(begin)

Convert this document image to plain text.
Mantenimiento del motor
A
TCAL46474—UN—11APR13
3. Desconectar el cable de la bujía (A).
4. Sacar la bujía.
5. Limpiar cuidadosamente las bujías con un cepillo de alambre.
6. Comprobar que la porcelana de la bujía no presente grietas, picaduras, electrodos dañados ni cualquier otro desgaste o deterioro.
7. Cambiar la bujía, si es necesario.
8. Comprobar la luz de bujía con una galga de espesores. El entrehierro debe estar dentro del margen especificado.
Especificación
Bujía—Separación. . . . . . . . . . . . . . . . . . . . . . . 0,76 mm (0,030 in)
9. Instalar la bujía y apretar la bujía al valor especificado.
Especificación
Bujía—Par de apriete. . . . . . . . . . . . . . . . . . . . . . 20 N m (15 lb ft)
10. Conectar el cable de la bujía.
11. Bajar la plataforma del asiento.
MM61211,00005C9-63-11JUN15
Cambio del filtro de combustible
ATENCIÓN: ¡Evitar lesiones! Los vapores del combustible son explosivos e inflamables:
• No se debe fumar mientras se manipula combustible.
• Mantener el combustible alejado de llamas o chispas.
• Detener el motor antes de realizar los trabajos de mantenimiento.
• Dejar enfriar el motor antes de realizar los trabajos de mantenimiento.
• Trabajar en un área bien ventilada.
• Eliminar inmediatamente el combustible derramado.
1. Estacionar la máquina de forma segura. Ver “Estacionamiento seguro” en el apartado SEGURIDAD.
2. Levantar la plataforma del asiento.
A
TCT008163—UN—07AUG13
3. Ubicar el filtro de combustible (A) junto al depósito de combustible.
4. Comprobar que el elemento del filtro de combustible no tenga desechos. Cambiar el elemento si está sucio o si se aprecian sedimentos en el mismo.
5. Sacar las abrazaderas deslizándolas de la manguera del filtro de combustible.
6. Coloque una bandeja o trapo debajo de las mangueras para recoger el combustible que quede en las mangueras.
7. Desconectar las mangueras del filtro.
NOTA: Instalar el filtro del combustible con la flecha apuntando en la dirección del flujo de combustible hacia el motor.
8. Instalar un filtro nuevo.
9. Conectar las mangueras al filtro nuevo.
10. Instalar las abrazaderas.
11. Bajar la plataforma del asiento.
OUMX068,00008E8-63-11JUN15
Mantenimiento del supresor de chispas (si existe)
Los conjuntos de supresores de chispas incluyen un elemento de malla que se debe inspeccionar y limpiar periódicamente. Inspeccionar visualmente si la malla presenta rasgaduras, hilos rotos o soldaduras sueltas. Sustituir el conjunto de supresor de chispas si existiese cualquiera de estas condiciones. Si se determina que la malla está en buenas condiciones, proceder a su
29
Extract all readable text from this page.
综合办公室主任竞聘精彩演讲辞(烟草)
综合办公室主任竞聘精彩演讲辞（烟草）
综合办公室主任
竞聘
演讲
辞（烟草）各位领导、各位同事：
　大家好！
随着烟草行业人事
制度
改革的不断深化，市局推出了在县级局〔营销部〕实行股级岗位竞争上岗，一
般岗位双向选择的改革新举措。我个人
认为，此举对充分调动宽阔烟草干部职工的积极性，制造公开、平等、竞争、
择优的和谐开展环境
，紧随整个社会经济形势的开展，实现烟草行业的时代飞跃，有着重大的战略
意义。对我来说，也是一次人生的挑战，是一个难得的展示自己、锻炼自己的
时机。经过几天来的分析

(end)

Written exercise
Your task is to reproduce the whole listing exactly.

Task output
Convert this document image to plain text.
Mantenimiento del motor
A
TCAL46474—UN—11APR13
3. Desconectar el cable de la bujía (A).
4. Sacar la bujía.
5. Limpiar cuidadosamente las bujías con un cepillo de alambre.
6. Comprobar que la porcelana de la bujía no presente grietas, picaduras, electrodos dañados ni cualquier otro desgaste o deterioro.
7. Cambiar la bujía, si es necesario.
8. Comprobar la luz de bujía con una galga de espesores. El entrehierro debe estar dentro del margen especificado.
Especificación
Bujía—Separación. . . . . . . . . . . . . . . . . . . . . . . 0,76 mm (0,030 in)
9. Instalar la bujía y apretar la bujía al valor especificado.
Especificación
Bujía—Par de apriete. . . . . . . . . . . . . . . . . . . . . . 20 N m (15 lb ft)
10. Conectar el cable de la bujía.
11. Bajar la plataforma del asiento.
MM61211,00005C9-63-11JUN15
Cambio del filtro de combustible
ATENCIÓN: ¡Evitar lesiones! Los vapores del combustible son explosivos e inflamables:
• No se debe fumar mientras se manipula combustible.
• Mantener el combustible alejado de llamas o chispas.
• Detener el motor antes de realizar los trabajos de mantenimiento.
• Dejar enfriar el motor antes de realizar los trabajos de mantenimiento.
• Trabajar en un área bien ventilada.
• Eliminar inmediatamente el combustible derramado.
1. Estacionar la máquina de forma segura. Ver “Estacionamiento seguro” en el apartado SEGURIDAD.
2. Levantar la plataforma del asiento.
A
TCT008163—UN—07AUG13
3. Ubicar el filtro de combustible (A) junto al depósito de combustible.
4. Comprobar que el elemento del filtro de combustible no tenga desechos. Cambiar el elemento si está sucio o si se aprecian sedimentos en el mismo.
5. Sacar las abrazaderas deslizándolas de la manguera del filtro de combustible.
6. Coloque una bandeja o trapo debajo de las mangueras para recoger el combustible que quede en las mangueras.
7. Desconectar las mangueras del filtro.
NOTA: Instalar el filtro del combustible con la flecha apuntando en la dirección del flujo de combustible hacia el motor.
8. Instalar un filtro nuevo.
9. Conectar las mangueras al filtro nuevo.
10. Instalar las abrazaderas.
11. Bajar la plataforma del asiento.
OUMX068,00008E8-63-11JUN15
Mantenimiento del supresor de chispas (si existe)
Los conjuntos de supresores de chispas incluyen un elemento de malla que se debe inspeccionar y limpiar periódicamente. Inspeccionar visualmente si la malla presenta rasgaduras, hilos rotos o soldaduras sueltas. Sustituir el conjunto de supresor de chispas si existiese cualquiera de estas condiciones. Si se determina que la malla está en buenas condiciones, proceder a su
29
Extract all readable text from this page.
综合办公室主任竞聘精彩演讲辞(烟草)
综合办公室主任竞聘精彩演讲辞（烟草）
综合办公室主任
竞聘
演讲
辞（烟草）各位领导、各位同事：
　大家好！
随着烟草行业人事
制度
改革的不断深化，市局推出了在县级局〔营销部〕实行股级岗位竞争上岗，一
般岗位双向选择的改革新举措。我个人
认为，此举对充分调动宽阔烟草干部职工的积极性，制造公开、平等、竞争、
择优的和谐开展环境
，紧随整个社会经济形势的开展，实现烟草行业的时代飞跃，有着重大的战略
意义。对我来说，也是一次人生的挑战，是一个难得的展示自己、锻炼自己的
时机。经过几天来的分析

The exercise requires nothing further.